Written exercise:
Transcribe the listing below word for word.

Stored records

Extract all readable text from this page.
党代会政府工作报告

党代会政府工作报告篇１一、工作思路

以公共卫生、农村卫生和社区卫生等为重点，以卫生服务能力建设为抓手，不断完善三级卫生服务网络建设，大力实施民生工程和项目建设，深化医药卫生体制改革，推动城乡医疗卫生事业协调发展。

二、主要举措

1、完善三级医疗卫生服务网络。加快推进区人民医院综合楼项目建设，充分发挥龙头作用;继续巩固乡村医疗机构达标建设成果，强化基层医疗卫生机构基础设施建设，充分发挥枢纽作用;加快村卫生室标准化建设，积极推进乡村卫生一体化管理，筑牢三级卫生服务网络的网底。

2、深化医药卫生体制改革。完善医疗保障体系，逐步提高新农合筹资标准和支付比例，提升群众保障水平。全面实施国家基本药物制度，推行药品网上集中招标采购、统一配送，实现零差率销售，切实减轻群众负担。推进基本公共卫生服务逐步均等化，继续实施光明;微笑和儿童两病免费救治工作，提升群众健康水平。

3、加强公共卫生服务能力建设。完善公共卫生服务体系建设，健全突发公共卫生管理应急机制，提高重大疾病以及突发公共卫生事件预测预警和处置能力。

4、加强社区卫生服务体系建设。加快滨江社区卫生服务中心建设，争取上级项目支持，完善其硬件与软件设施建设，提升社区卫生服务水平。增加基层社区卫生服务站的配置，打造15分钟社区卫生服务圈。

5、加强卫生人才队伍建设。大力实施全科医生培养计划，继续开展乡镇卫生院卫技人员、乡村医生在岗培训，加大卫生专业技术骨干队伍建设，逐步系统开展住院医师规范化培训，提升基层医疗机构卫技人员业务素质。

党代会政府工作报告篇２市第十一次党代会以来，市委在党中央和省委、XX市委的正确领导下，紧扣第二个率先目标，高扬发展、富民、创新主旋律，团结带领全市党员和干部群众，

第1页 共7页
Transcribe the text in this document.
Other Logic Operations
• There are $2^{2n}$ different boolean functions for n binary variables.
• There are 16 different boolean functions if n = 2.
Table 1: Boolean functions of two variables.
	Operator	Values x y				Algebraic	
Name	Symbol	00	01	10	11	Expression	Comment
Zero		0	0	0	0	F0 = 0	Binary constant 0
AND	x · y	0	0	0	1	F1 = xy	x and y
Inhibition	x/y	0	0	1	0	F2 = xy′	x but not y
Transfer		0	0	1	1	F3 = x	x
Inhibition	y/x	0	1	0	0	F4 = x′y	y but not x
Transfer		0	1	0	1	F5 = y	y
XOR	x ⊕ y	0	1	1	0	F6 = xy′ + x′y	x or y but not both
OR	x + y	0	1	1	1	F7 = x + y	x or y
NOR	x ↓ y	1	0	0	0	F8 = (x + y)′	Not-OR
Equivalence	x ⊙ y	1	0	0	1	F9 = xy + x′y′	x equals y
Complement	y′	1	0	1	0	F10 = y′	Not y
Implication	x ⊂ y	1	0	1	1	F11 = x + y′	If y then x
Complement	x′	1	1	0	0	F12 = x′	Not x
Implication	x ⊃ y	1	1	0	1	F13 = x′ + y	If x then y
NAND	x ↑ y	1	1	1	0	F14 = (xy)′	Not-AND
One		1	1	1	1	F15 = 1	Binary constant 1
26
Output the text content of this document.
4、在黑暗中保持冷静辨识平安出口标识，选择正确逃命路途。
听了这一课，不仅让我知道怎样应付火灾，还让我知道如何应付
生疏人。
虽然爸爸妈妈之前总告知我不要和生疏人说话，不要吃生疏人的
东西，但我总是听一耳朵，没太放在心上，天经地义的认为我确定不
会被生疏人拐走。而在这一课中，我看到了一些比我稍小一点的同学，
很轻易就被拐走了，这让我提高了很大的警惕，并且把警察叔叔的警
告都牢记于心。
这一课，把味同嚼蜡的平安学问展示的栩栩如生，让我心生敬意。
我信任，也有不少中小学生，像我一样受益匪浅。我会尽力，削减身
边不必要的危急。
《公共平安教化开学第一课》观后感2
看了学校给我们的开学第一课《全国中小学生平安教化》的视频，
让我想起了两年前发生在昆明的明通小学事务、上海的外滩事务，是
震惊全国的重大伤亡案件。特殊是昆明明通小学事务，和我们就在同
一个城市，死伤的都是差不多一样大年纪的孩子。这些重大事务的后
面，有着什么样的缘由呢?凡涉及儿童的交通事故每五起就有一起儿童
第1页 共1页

Answer to this exercise:
Extract all readable text from this page.
党代会政府工作报告

党代会政府工作报告篇１一、工作思路

以公共卫生、农村卫生和社区卫生等为重点，以卫生服务能力建设为抓手，不断完善三级卫生服务网络建设，大力实施民生工程和项目建设，深化医药卫生体制改革，推动城乡医疗卫生事业协调发展。

二、主要举措

1、完善三级医疗卫生服务网络。加快推进区人民医院综合楼项目建设，充分发挥龙头作用;继续巩固乡村医疗机构达标建设成果，强化基层医疗卫生机构基础设施建设，充分发挥枢纽作用;加快村卫生室标准化建设，积极推进乡村卫生一体化管理，筑牢三级卫生服务网络的网底。

2、深化医药卫生体制改革。完善医疗保障体系，逐步提高新农合筹资标准和支付比例，提升群众保障水平。全面实施国家基本药物制度，推行药品网上集中招标采购、统一配送，实现零差率销售，切实减轻群众负担。推进基本公共卫生服务逐步均等化，继续实施光明;微笑和儿童两病免费救治工作，提升群众健康水平。

3、加强公共卫生服务能力建设。完善公共卫生服务体系建设，健全突发公共卫生管理应急机制，提高重大疾病以及突发公共卫生事件预测预警和处置能力。

4、加强社区卫生服务体系建设。加快滨江社区卫生服务中心建设，争取上级项目支持，完善其硬件与软件设施建设，提升社区卫生服务水平。增加基层社区卫生服务站的配置，打造15分钟社区卫生服务圈。

5、加强卫生人才队伍建设。大力实施全科医生培养计划，继续开展乡镇卫生院卫技人员、乡村医生在岗培训，加大卫生专业技术骨干队伍建设，逐步系统开展住院医师规范化培训，提升基层医疗机构卫技人员业务素质。

党代会政府工作报告篇２市第十一次党代会以来，市委在党中央和省委、XX市委的正确领导下，紧扣第二个率先目标，高扬发展、富民、创新主旋律，团结带领全市党员和干部群众，

第1页 共7页
Transcribe the text in this document.
Other Logic Operations
• There are $2^{2n}$ different boolean functions for n binary variables.
• There are 16 different boolean functions if n = 2.
Table 1: Boolean functions of two variables.
	Operator	Values x y				Algebraic	
Name	Symbol	00	01	10	11	Expression	Comment
Zero		0	0	0	0	F0 = 0	Binary constant 0
AND	x · y	0	0	0	1	F1 = xy	x and y
Inhibition	x/y	0	0	1	0	F2 = xy′	x but not y
Transfer		0	0	1	1	F3 = x	x
Inhibition	y/x	0	1	0	0	F4 = x′y	y but not x
Transfer		0	1	0	1	F5 = y	y
XOR	x ⊕ y	0	1	1	0	F6 = xy′ + x′y	x or y but not both
OR	x + y	0	1	1	1	F7 = x + y	x or y
NOR	x ↓ y	1	0	0	0	F8 = (x + y)′	Not-OR
Equivalence	x ⊙ y	1	0	0	1	F9 = xy + x′y′	x equals y
Complement	y′	1	0	1	0	F10 = y′	Not y
Implication	x ⊂ y	1	0	1	1	F11 = x + y′	If y then x
Complement	x′	1	1	0	0	F12 = x′	Not x
Implication	x ⊃ y	1	1	0	1	F13 = x′ + y	If x then y
NAND	x ↑ y	1	1	1	0	F14 = (xy)′	Not-AND
One		1	1	1	1	F15 = 1	Binary constant 1
26
Output the text content of this document.
4、在黑暗中保持冷静辨识平安出口标识，选择正确逃命路途。
听了这一课，不仅让我知道怎样应付火灾，还让我知道如何应付
生疏人。
虽然爸爸妈妈之前总告知我不要和生疏人说话，不要吃生疏人的
东西，但我总是听一耳朵，没太放在心上，天经地义的认为我确定不
会被生疏人拐走。而在这一课中，我看到了一些比我稍小一点的同学，
很轻易就被拐走了，这让我提高了很大的警惕，并且把警察叔叔的警
告都牢记于心。
这一课，把味同嚼蜡的平安学问展示的栩栩如生，让我心生敬意。
我信任，也有不少中小学生，像我一样受益匪浅。我会尽力，削减身
边不必要的危急。
《公共平安教化开学第一课》观后感2
看了学校给我们的开学第一课《全国中小学生平安教化》的视频，
让我想起了两年前发生在昆明的明通小学事务、上海的外滩事务，是
震惊全国的重大伤亡案件。特殊是昆明明通小学事务，和我们就在同
一个城市，死伤的都是差不多一样大年纪的孩子。这些重大事务的后
面，有着什么样的缘由呢?凡涉及儿童的交通事故每五起就有一起儿童
第1页 共1页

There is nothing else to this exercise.